__Task prompt__.
From the listing below, return each line that includes "ffffff".

__Data extract__.
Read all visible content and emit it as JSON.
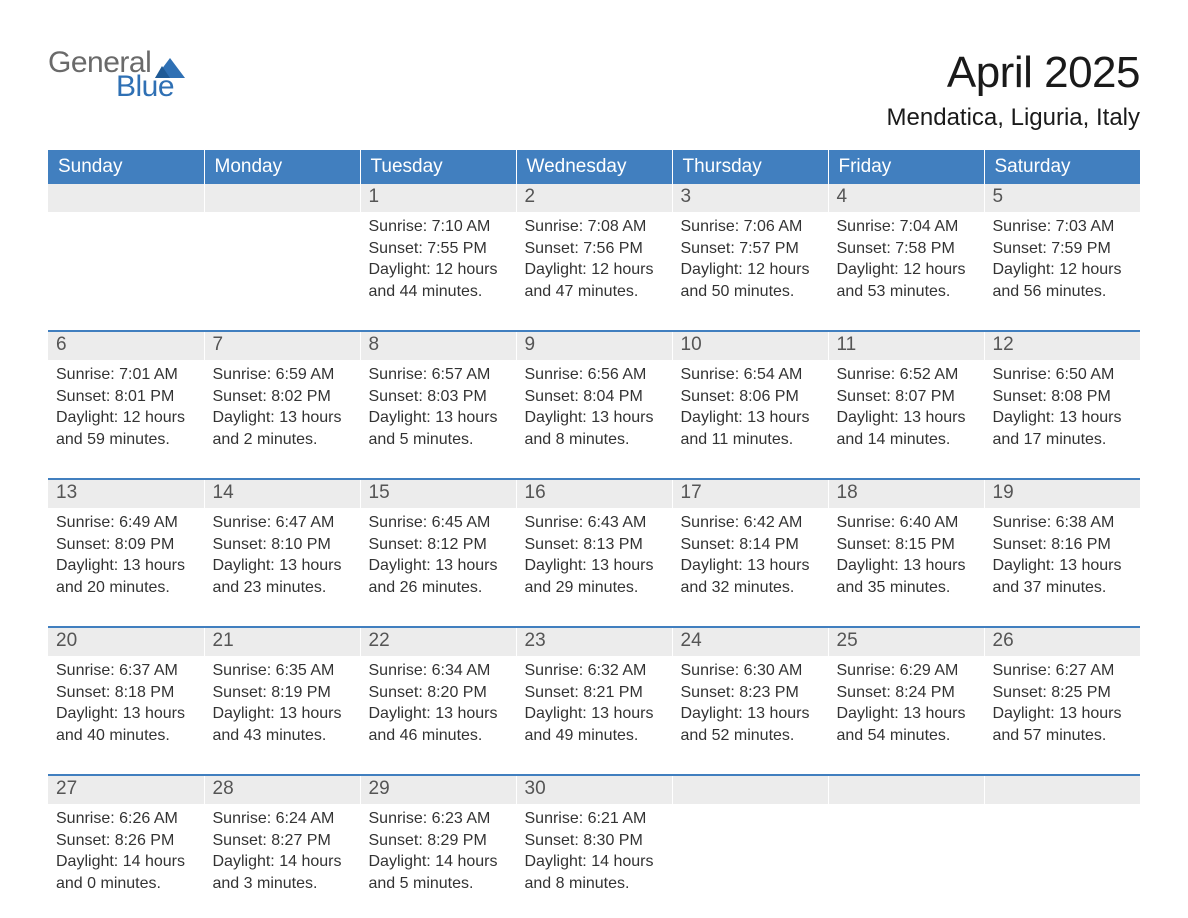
{
  "logo": {
    "line1": "General",
    "line2": "Blue",
    "line1_color": "#6a6a6a",
    "line2_color": "#2f70b4",
    "shape_color": "#2f70b4",
    "fontsize": 30
  },
  "header": {
    "month_title": "April 2025",
    "location": "Mendatica, Liguria, Italy",
    "title_fontsize": 44,
    "location_fontsize": 24,
    "title_color": "#1a1a1a"
  },
  "calendar": {
    "type": "table",
    "header_bg": "#417fbf",
    "header_text_color": "#ffffff",
    "header_fontsize": 19,
    "daynum_bg": "#ececec",
    "daynum_color": "#555555",
    "daynum_fontsize": 19,
    "body_fontsize": 16,
    "body_color": "#333333",
    "row_border_color": "#417fbf",
    "background_color": "#ffffff",
    "days_of_week": [
      "Sunday",
      "Monday",
      "Tuesday",
      "Wednesday",
      "Thursday",
      "Friday",
      "Saturday"
    ],
    "weeks": [
      [
        null,
        null,
        {
          "n": "1",
          "sunrise": "Sunrise: 7:10 AM",
          "sunset": "Sunset: 7:55 PM",
          "dl1": "Daylight: 12 hours",
          "dl2": "and 44 minutes."
        },
        {
          "n": "2",
          "sunrise": "Sunrise: 7:08 AM",
          "sunset": "Sunset: 7:56 PM",
          "dl1": "Daylight: 12 hours",
          "dl2": "and 47 minutes."
        },
        {
          "n": "3",
          "sunrise": "Sunrise: 7:06 AM",
          "sunset": "Sunset: 7:57 PM",
          "dl1": "Daylight: 12 hours",
          "dl2": "and 50 minutes."
        },
        {
          "n": "4",
          "sunrise": "Sunrise: 7:04 AM",
          "sunset": "Sunset: 7:58 PM",
          "dl1": "Daylight: 12 hours",
          "dl2": "and 53 minutes."
        },
        {
          "n": "5",
          "sunrise": "Sunrise: 7:03 AM",
          "sunset": "Sunset: 7:59 PM",
          "dl1": "Daylight: 12 hours",
          "dl2": "and 56 minutes."
        }
      ],
      [
        {
          "n": "6",
          "sunrise": "Sunrise: 7:01 AM",
          "sunset": "Sunset: 8:01 PM",
          "dl1": "Daylight: 12 hours",
          "dl2": "and 59 minutes."
        },
        {
          "n": "7",
          "sunrise": "Sunrise: 6:59 AM",
          "sunset": "Sunset: 8:02 PM",
          "dl1": "Daylight: 13 hours",
          "dl2": "and 2 minutes."
        },
        {
          "n": "8",
          "sunrise": "Sunrise: 6:57 AM",
          "sunset": "Sunset: 8:03 PM",
          "dl1": "Daylight: 13 hours",
          "dl2": "and 5 minutes."
        },
        {
          "n": "9",
          "sunrise": "Sunrise: 6:56 AM",
          "sunset": "Sunset: 8:04 PM",
          "dl1": "Daylight: 13 hours",
          "dl2": "and 8 minutes."
        },
        {
          "n": "10",
          "sunrise": "Sunrise: 6:54 AM",
          "sunset": "Sunset: 8:06 PM",
          "dl1": "Daylight: 13 hours",
          "dl2": "and 11 minutes."
        },
        {
          "n": "11",
          "sunrise": "Sunrise: 6:52 AM",
          "sunset": "Sunset: 8:07 PM",
          "dl1": "Daylight: 13 hours",
          "dl2": "and 14 minutes."
        },
        {
          "n": "12",
          "sunrise": "Sunrise: 6:50 AM",
          "sunset": "Sunset: 8:08 PM",
          "dl1": "Daylight: 13 hours",
          "dl2": "and 17 minutes."
        }
      ],
      [
        {
          "n": "13",
          "sunrise": "Sunrise: 6:49 AM",
          "sunset": "Sunset: 8:09 PM",
          "dl1": "Daylight: 13 hours",
          "dl2": "and 20 minutes."
        },
        {
          "n": "14",
          "sunrise": "Sunrise: 6:47 AM",
          "sunset": "Sunset: 8:10 PM",
          "dl1": "Daylight: 13 hours",
          "dl2": "and 23 minutes."
        },
        {
          "n": "15",
          "sunrise": "Sunrise: 6:45 AM",
          "sunset": "Sunset: 8:12 PM",
          "dl1": "Daylight: 13 hours",
          "dl2": "and 26 minutes."
        },
        {
          "n": "16",
          "sunrise": "Sunrise: 6:43 AM",
          "sunset": "Sunset: 8:13 PM",
          "dl1": "Daylight: 13 hours",
          "dl2": "and 29 minutes."
        },
        {
          "n": "17",
          "sunrise": "Sunrise: 6:42 AM",
          "sunset": "Sunset: 8:14 PM",
          "dl1": "Daylight: 13 hours",
          "dl2": "and 32 minutes."
        },
        {
          "n": "18",
          "sunrise": "Sunrise: 6:40 AM",
          "sunset": "Sunset: 8:15 PM",
          "dl1": "Daylight: 13 hours",
          "dl2": "and 35 minutes."
        },
        {
          "n": "19",
          "sunrise": "Sunrise: 6:38 AM",
          "sunset": "Sunset: 8:16 PM",
          "dl1": "Daylight: 13 hours",
          "dl2": "and 37 minutes."
        }
      ],
      [
        {
          "n": "20",
          "sunrise": "Sunrise: 6:37 AM",
          "sunset": "Sunset: 8:18 PM",
          "dl1": "Daylight: 13 hours",
          "dl2": "and 40 minutes."
        },
        {
          "n": "21",
          "sunrise": "Sunrise: 6:35 AM",
          "sunset": "Sunset: 8:19 PM",
          "dl1": "Daylight: 13 hours",
          "dl2": "and 43 minutes."
        },
        {
          "n": "22",
          "sunrise": "Sunrise: 6:34 AM",
          "sunset": "Sunset: 8:20 PM",
          "dl1": "Daylight: 13 hours",
          "dl2": "and 46 minutes."
        },
        {
          "n": "23",
          "sunrise": "Sunrise: 6:32 AM",
          "sunset": "Sunset: 8:21 PM",
          "dl1": "Daylight: 13 hours",
          "dl2": "and 49 minutes."
        },
        {
          "n": "24",
          "sunrise": "Sunrise: 6:30 AM",
          "sunset": "Sunset: 8:23 PM",
          "dl1": "Daylight: 13 hours",
          "dl2": "and 52 minutes."
        },
        {
          "n": "25",
          "sunrise": "Sunrise: 6:29 AM",
          "sunset": "Sunset: 8:24 PM",
          "dl1": "Daylight: 13 hours",
          "dl2": "and 54 minutes."
        },
        {
          "n": "26",
          "sunrise": "Sunrise: 6:27 AM",
          "sunset": "Sunset: 8:25 PM",
          "dl1": "Daylight: 13 hours",
          "dl2": "and 57 minutes."
        }
      ],
      [
        {
          "n": "27",
          "sunrise": "Sunrise: 6:26 AM",
          "sunset": "Sunset: 8:26 PM",
          "dl1": "Daylight: 14 hours",
          "dl2": "and 0 minutes."
        },
        {
          "n": "28",
          "sunrise": "Sunrise: 6:24 AM",
          "sunset": "Sunset: 8:27 PM",
          "dl1": "Daylight: 14 hours",
          "dl2": "and 3 minutes."
        },
        {
          "n": "29",
          "sunrise": "Sunrise: 6:23 AM",
          "sunset": "Sunset: 8:29 PM",
          "dl1": "Daylight: 14 hours",
          "dl2": "and 5 minutes."
        },
        {
          "n": "30",
          "sunrise": "Sunrise: 6:21 AM",
          "sunset": "Sunset: 8:30 PM",
          "dl1": "Daylight: 14 hours",
          "dl2": "and 8 minutes."
        },
        null,
        null,
        null
      ]
    ]
  }
}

__Expected output__.
    "header_text_color": "#ffffff",
    "background_color": "#ffffff",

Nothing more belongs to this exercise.